─── Given information ───
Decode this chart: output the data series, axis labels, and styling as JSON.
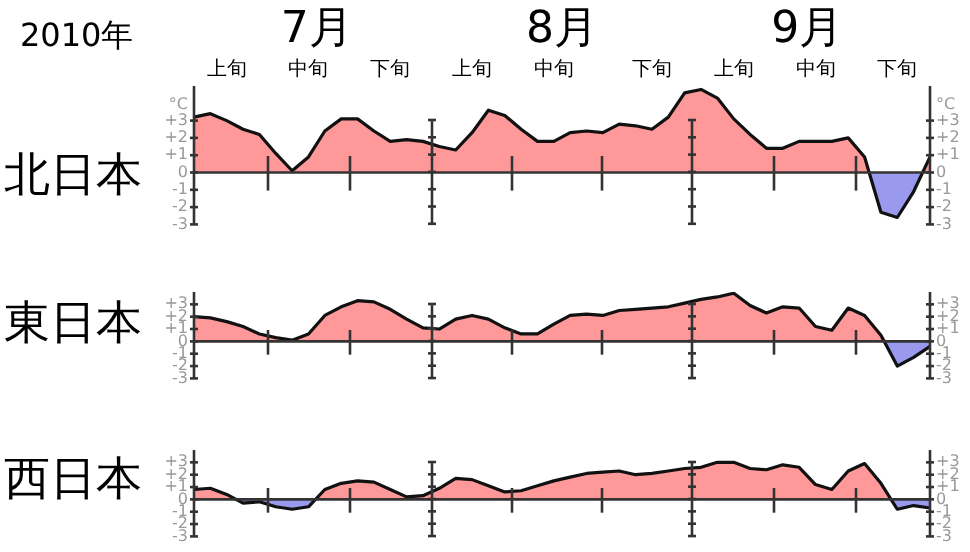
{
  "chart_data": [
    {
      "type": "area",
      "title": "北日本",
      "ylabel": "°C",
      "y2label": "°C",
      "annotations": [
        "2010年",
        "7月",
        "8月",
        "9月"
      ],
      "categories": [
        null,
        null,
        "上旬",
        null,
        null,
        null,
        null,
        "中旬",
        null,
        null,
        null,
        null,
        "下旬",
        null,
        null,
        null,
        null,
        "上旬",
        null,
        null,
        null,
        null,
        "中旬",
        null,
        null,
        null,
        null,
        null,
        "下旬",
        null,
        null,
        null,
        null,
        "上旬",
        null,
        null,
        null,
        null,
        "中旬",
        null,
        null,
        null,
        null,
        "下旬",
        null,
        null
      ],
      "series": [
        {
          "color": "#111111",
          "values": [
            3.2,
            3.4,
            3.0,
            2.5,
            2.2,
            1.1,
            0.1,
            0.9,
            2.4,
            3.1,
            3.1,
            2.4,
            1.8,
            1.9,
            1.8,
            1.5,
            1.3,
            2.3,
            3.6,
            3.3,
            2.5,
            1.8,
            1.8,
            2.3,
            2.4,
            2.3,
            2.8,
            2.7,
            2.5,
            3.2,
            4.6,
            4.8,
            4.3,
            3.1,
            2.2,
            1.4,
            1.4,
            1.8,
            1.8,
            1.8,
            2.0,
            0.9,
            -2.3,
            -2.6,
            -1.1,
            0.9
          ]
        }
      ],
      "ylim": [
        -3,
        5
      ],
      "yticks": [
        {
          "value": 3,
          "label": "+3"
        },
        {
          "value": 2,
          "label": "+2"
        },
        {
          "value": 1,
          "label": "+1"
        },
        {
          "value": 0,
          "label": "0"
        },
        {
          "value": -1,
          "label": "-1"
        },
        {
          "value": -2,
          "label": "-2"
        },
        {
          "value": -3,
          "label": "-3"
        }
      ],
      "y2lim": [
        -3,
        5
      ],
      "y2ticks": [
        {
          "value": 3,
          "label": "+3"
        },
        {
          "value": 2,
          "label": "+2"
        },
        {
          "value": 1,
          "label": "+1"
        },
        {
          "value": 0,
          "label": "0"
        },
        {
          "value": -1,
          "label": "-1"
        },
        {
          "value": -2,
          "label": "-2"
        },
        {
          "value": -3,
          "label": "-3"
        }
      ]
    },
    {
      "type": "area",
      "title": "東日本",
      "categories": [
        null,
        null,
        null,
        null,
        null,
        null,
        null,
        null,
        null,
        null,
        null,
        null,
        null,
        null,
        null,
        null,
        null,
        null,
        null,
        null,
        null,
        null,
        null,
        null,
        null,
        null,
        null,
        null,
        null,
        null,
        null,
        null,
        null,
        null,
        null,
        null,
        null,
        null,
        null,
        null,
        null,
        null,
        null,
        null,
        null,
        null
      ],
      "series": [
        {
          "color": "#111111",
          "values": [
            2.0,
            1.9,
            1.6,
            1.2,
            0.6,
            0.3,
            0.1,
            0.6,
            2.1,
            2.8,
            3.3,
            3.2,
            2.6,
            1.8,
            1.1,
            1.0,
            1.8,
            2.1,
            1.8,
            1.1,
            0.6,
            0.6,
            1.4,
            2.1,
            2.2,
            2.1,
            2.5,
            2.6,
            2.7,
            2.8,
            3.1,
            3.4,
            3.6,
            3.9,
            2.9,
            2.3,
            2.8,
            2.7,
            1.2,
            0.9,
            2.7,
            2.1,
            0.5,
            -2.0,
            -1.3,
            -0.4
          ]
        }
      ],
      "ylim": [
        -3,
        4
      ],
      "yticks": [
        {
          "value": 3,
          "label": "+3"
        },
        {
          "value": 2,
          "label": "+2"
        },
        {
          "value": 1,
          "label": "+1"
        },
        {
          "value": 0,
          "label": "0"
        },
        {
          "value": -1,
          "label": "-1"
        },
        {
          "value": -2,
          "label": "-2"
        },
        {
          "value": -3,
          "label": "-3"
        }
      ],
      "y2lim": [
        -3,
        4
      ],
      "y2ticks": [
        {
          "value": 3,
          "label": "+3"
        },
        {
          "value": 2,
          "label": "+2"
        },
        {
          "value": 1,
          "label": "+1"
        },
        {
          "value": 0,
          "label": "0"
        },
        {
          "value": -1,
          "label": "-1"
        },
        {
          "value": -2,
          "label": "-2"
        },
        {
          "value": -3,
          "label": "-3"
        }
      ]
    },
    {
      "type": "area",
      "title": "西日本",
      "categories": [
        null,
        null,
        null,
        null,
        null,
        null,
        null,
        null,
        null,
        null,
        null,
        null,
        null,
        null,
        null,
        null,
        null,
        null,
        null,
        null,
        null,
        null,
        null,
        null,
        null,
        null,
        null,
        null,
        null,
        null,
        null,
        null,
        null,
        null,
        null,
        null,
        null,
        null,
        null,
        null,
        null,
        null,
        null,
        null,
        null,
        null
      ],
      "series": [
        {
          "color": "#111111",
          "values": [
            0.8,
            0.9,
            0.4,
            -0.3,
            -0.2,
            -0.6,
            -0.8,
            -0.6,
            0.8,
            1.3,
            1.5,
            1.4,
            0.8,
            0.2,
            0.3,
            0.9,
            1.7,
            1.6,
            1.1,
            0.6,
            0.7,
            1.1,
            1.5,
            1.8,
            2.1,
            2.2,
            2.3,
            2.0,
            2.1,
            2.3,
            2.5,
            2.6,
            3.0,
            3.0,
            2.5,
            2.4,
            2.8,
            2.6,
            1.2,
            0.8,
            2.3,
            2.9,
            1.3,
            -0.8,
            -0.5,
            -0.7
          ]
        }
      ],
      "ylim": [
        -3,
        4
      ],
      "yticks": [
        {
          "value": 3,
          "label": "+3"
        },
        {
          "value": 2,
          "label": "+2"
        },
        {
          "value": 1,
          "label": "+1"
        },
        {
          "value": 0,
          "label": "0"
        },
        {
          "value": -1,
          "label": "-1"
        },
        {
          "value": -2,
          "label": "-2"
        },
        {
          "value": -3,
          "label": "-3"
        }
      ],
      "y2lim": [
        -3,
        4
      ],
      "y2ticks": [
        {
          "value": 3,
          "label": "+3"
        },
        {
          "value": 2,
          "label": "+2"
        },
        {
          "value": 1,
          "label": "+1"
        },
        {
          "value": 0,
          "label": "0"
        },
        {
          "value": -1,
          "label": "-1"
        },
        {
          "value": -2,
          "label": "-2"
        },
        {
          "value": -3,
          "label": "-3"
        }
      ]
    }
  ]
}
───
─── Given information ───
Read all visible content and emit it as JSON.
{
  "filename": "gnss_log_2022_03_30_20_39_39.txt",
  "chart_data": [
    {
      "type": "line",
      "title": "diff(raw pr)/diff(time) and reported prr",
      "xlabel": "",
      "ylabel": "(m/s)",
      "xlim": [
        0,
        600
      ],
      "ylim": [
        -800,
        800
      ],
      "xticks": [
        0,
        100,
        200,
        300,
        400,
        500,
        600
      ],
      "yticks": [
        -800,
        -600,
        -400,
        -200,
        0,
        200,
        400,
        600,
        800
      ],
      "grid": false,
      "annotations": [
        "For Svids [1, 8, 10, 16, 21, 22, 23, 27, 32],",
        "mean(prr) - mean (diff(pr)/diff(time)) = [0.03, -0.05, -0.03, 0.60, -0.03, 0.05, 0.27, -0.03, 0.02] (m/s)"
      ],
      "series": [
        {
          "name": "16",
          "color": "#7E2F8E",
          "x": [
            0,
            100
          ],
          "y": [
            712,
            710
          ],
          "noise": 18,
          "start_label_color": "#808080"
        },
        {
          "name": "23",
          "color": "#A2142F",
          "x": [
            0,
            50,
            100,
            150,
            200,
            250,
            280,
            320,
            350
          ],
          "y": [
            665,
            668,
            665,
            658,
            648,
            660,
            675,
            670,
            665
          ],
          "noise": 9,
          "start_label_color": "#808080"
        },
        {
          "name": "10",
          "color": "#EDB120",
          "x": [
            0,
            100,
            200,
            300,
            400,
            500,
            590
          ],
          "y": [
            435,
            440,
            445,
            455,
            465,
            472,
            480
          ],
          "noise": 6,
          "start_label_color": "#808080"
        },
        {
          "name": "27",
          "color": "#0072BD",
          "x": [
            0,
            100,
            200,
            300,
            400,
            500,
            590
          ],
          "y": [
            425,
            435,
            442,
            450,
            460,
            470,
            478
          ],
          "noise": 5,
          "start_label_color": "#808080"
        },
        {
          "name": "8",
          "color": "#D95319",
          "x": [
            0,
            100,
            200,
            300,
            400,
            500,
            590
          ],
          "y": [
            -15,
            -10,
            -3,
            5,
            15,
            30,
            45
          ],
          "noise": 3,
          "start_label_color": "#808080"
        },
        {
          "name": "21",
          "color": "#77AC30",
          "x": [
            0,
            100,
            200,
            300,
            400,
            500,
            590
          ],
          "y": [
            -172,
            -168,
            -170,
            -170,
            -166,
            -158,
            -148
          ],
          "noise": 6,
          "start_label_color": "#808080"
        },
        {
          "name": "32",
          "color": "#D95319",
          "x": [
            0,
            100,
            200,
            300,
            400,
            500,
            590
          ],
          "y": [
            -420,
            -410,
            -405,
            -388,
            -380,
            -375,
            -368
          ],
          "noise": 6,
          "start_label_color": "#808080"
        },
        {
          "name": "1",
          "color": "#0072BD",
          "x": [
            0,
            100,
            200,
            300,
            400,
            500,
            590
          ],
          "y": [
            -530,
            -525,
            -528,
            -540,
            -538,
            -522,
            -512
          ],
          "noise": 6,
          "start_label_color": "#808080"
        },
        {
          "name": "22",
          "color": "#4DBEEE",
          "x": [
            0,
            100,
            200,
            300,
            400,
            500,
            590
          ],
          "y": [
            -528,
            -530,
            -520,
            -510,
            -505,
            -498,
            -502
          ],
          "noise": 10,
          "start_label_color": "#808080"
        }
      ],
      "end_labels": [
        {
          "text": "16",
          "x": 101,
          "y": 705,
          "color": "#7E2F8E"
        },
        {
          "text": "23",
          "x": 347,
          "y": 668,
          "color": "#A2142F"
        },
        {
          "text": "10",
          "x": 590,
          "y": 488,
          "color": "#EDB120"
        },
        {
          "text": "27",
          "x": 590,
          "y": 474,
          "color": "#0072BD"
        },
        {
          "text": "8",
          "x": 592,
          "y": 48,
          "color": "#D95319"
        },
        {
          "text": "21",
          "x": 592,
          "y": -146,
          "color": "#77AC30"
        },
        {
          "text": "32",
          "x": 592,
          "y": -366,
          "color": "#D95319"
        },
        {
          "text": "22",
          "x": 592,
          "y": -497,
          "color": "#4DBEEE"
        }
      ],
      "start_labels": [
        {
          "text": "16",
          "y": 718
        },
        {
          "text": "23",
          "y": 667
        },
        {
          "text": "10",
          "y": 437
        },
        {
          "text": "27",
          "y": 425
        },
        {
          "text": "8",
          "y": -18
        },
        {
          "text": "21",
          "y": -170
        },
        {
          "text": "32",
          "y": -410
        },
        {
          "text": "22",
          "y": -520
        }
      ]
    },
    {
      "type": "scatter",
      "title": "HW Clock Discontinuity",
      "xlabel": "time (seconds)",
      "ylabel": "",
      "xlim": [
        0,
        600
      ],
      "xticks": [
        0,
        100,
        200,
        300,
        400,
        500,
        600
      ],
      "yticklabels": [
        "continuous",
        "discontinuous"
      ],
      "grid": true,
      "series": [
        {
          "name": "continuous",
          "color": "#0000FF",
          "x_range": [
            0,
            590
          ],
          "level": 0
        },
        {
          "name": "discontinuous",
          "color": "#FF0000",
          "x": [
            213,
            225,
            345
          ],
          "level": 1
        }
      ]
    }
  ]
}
───
» Challenge:
Identify the lines that hold the word "diff". Copy every one of them.

» Task answer:
      "title": "diff(raw pr)/diff(time) and reported prr",
        "mean(prr) - mean (diff(pr)/diff(time)) = [0.03, -0.05, -0.03, 0.60, -0.03, 0.05, 0.27, -0.03, 0.02] (m/s)"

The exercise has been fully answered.